··· Records for the exercise ···
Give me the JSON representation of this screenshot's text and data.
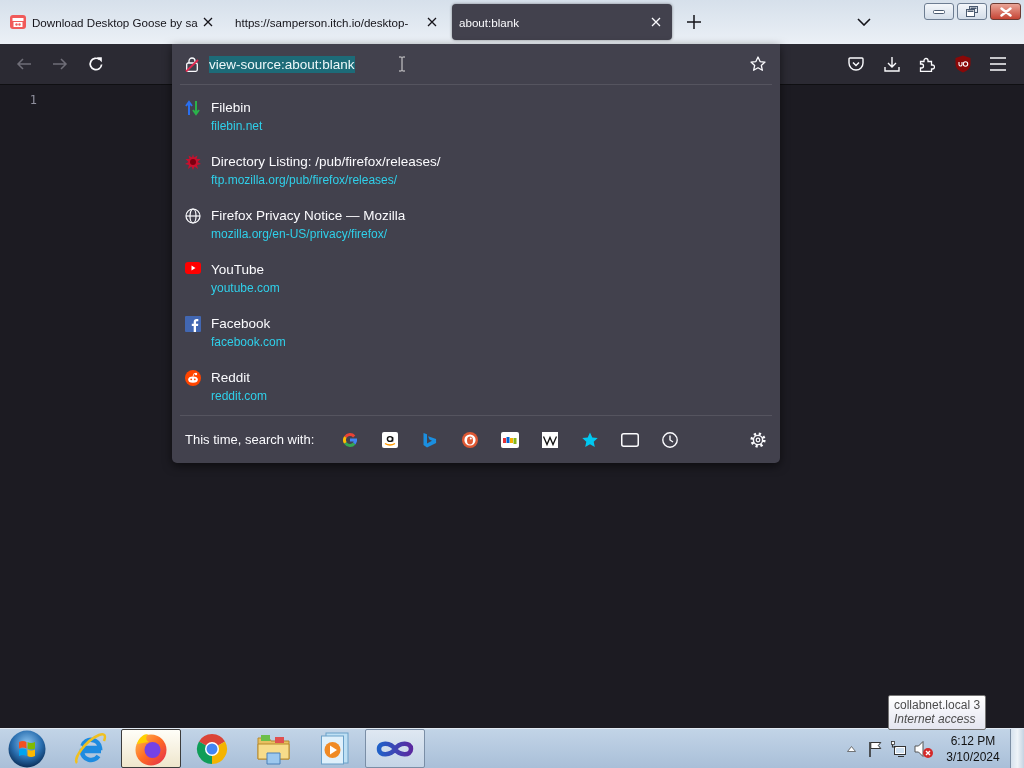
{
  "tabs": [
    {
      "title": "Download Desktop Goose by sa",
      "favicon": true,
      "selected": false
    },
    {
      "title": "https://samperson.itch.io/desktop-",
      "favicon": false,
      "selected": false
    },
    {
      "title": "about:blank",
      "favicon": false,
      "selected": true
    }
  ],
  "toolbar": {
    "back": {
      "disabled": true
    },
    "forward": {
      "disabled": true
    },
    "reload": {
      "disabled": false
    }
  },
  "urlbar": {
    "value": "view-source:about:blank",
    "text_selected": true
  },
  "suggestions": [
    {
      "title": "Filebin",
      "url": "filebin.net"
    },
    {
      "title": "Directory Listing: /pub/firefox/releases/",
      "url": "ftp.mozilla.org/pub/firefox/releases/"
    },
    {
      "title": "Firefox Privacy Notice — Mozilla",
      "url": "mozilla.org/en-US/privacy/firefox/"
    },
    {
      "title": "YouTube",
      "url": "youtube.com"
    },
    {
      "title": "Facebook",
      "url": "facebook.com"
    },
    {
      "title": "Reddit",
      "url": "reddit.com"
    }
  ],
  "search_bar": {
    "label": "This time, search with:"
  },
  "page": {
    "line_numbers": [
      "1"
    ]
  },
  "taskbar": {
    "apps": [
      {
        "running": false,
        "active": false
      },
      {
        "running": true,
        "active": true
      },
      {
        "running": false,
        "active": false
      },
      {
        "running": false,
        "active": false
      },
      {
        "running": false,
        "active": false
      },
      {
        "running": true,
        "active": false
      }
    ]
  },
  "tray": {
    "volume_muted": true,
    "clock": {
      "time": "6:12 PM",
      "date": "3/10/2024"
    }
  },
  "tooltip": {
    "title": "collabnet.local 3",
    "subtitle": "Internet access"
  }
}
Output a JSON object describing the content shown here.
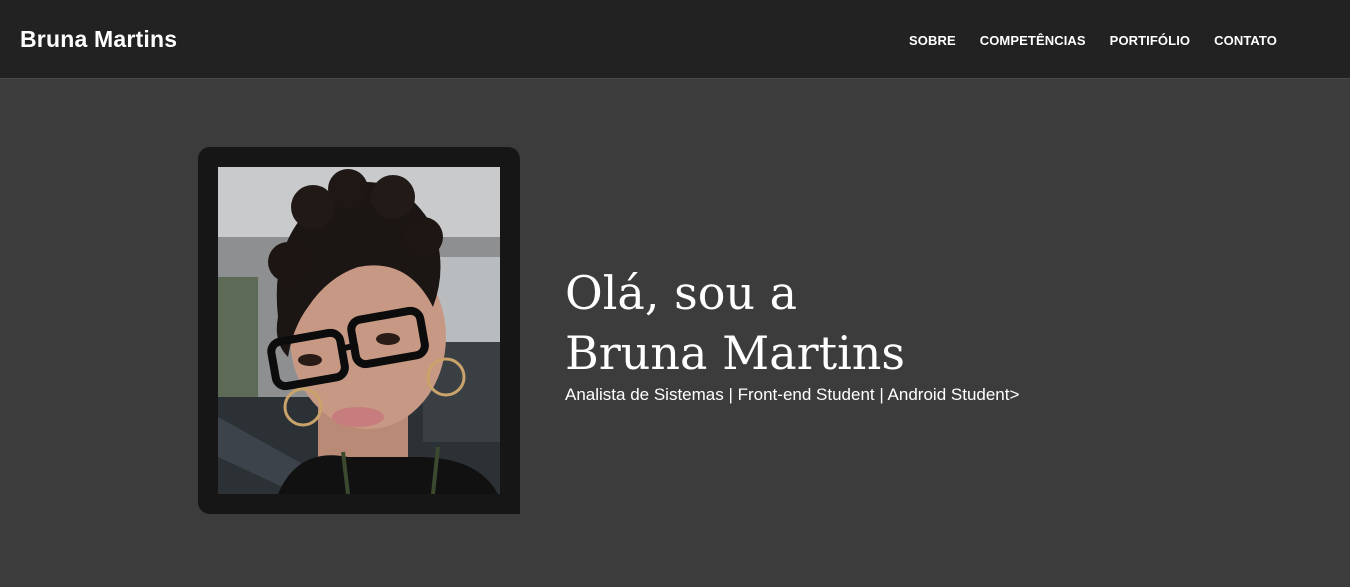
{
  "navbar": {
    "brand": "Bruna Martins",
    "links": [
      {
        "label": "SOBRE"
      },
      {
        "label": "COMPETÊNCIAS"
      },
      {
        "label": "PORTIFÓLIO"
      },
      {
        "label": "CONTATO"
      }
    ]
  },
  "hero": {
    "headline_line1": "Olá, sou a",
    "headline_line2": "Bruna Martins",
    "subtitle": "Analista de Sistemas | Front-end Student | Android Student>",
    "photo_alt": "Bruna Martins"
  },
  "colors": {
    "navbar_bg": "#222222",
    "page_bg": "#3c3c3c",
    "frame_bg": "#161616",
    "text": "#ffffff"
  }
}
···
··· Records for the exercise ···
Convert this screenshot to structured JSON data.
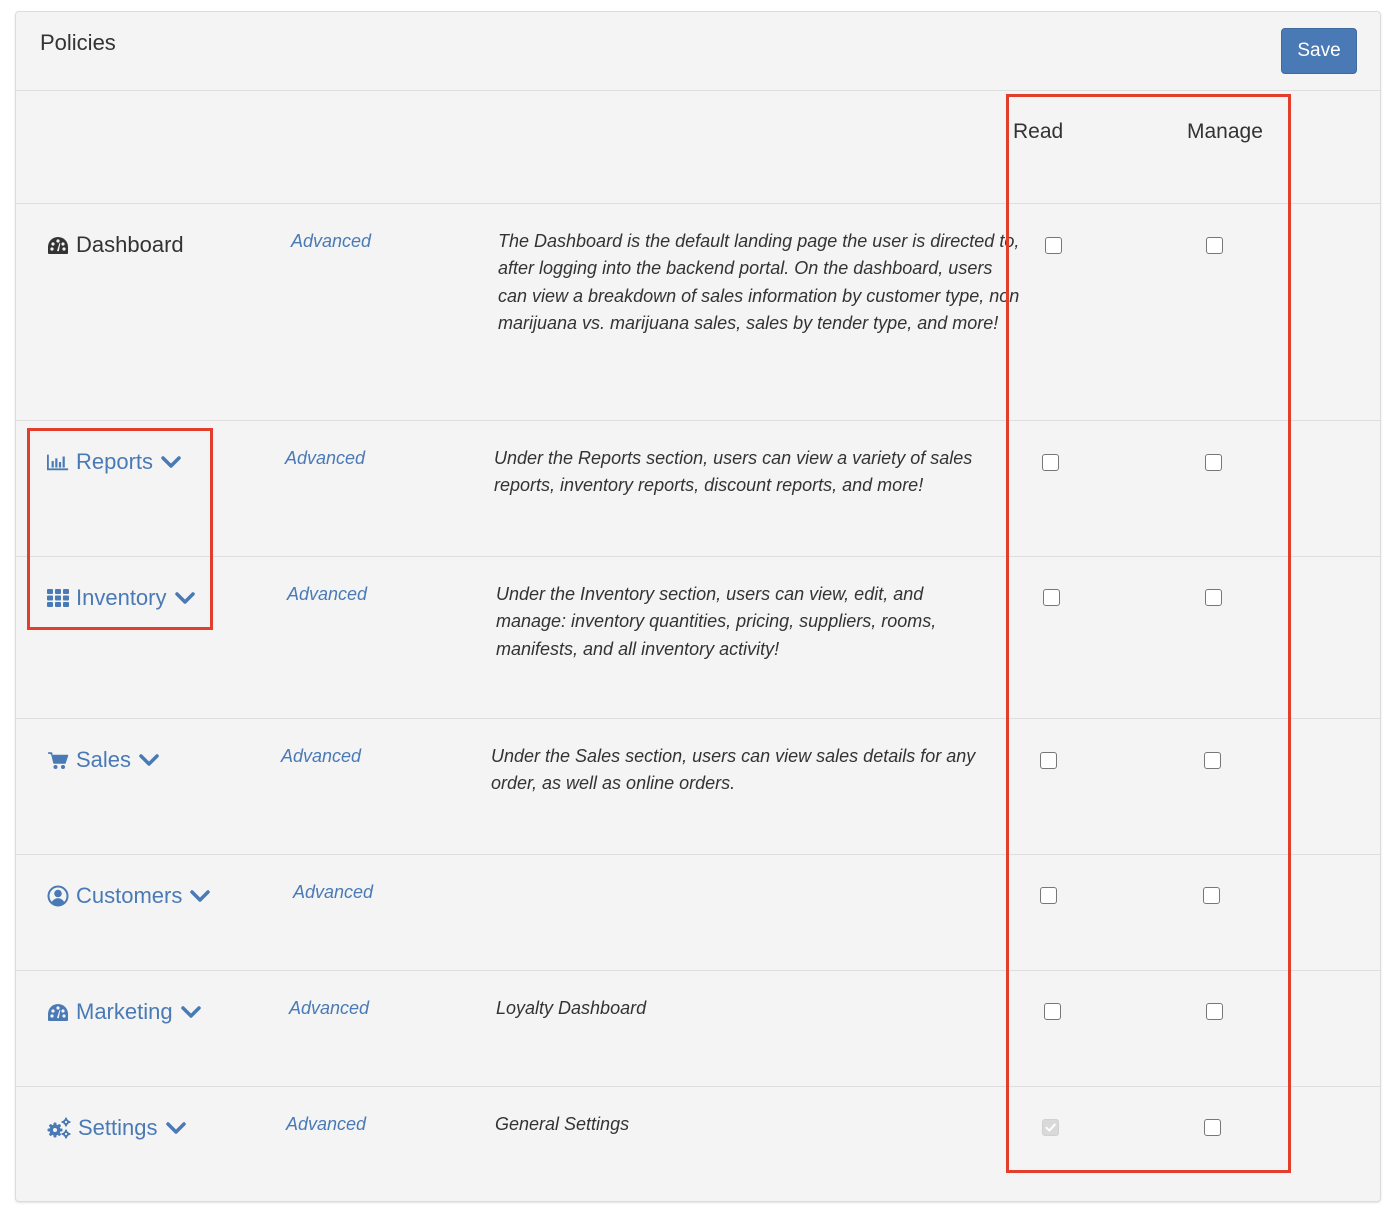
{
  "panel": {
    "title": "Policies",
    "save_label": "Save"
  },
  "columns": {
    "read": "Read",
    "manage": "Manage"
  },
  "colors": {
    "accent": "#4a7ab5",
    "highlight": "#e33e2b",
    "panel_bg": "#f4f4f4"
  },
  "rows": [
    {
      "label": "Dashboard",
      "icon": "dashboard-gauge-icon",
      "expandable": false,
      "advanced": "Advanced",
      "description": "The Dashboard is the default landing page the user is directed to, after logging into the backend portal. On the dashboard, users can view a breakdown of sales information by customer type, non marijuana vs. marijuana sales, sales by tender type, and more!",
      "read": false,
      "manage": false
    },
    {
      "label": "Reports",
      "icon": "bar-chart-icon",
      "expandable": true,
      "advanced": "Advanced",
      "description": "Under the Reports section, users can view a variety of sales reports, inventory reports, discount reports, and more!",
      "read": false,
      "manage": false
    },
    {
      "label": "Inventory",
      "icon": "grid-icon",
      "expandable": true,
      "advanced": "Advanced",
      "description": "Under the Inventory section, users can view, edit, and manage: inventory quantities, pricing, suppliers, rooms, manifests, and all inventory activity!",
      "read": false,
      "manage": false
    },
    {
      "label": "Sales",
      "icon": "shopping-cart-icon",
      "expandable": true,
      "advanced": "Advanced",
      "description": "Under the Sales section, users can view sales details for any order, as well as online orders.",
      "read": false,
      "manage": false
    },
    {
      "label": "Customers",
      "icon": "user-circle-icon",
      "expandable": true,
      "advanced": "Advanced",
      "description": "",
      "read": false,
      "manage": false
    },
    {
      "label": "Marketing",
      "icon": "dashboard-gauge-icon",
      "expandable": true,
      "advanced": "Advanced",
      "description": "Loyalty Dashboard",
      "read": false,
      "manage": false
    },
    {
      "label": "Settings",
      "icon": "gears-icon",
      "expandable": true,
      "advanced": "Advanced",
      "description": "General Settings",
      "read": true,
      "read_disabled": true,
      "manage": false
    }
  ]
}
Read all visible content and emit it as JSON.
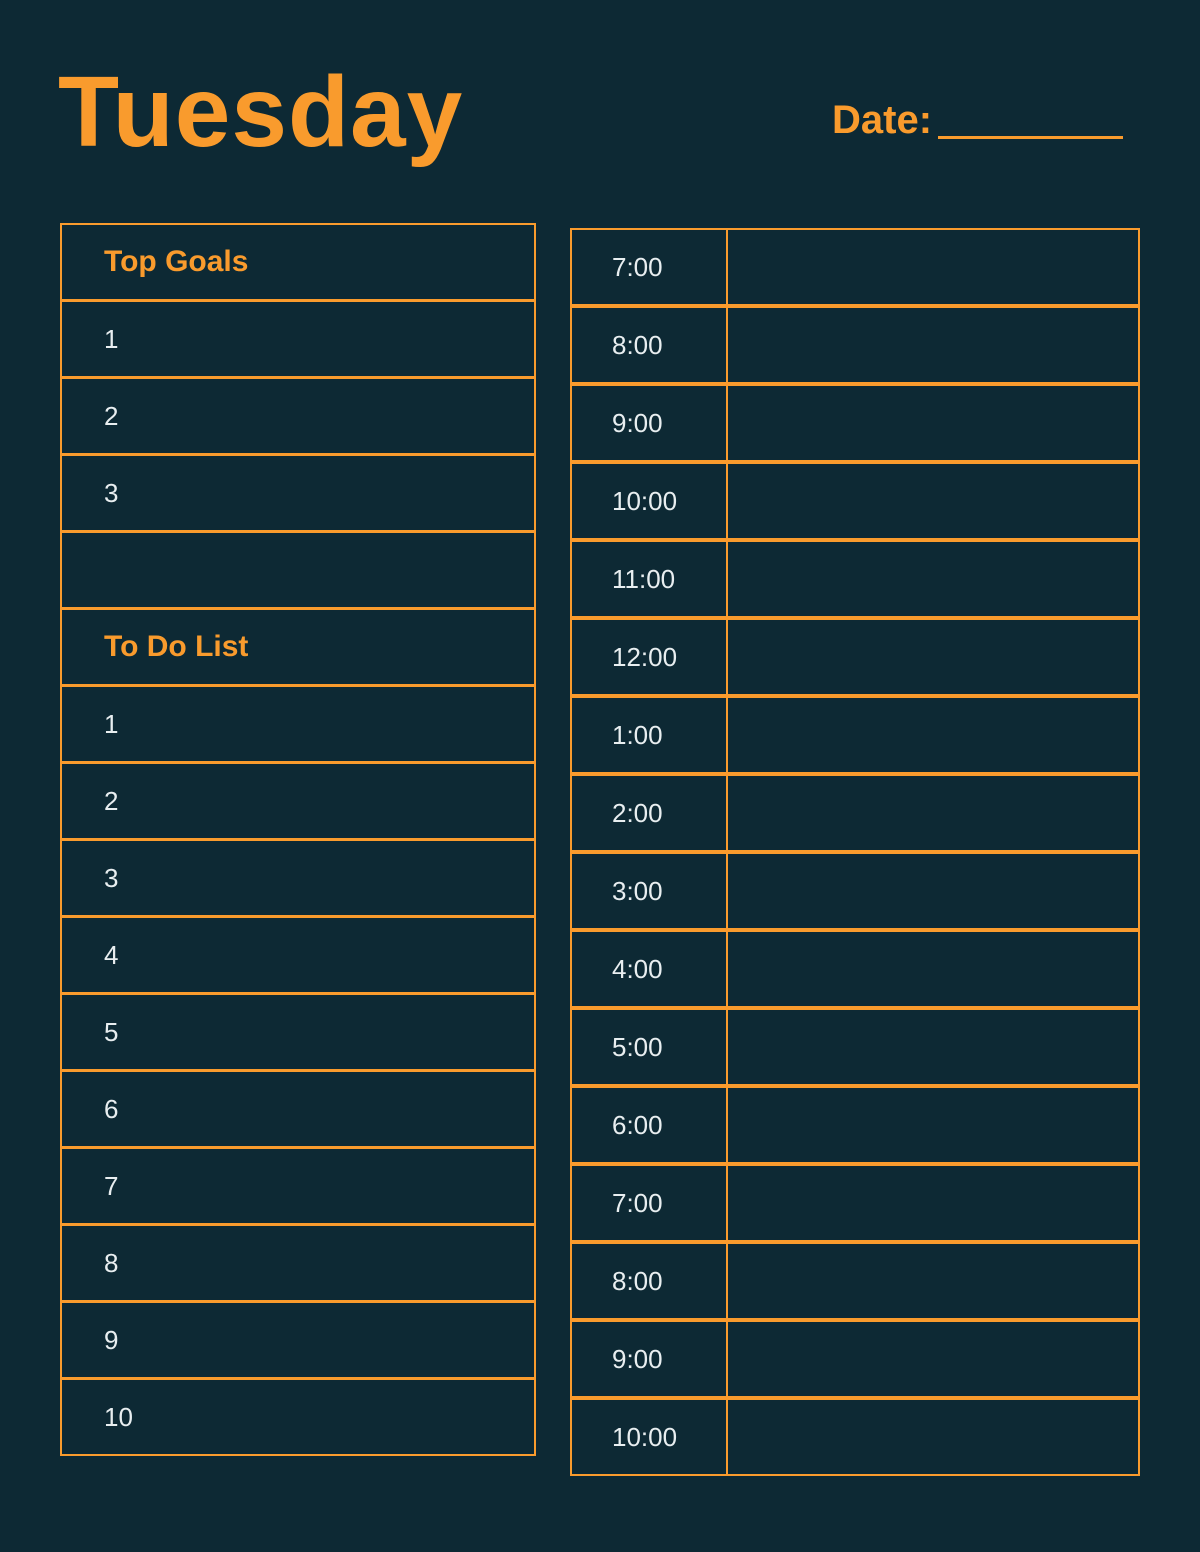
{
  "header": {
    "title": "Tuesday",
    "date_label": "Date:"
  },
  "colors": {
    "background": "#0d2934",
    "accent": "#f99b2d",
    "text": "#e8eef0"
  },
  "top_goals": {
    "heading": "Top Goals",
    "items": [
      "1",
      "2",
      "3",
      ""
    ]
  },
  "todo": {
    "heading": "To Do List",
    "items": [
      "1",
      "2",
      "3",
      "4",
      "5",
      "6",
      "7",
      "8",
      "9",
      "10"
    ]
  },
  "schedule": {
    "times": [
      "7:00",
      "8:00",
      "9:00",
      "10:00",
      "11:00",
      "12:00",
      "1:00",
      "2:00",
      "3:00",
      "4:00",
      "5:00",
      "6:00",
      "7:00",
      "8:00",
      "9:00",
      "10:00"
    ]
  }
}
···
* _Aim_: Filter the entries and copy out every line with the word "content".

* _Task response_:
Output a JSON object describing the content shown here.
Read all visible content and emit it as JSON.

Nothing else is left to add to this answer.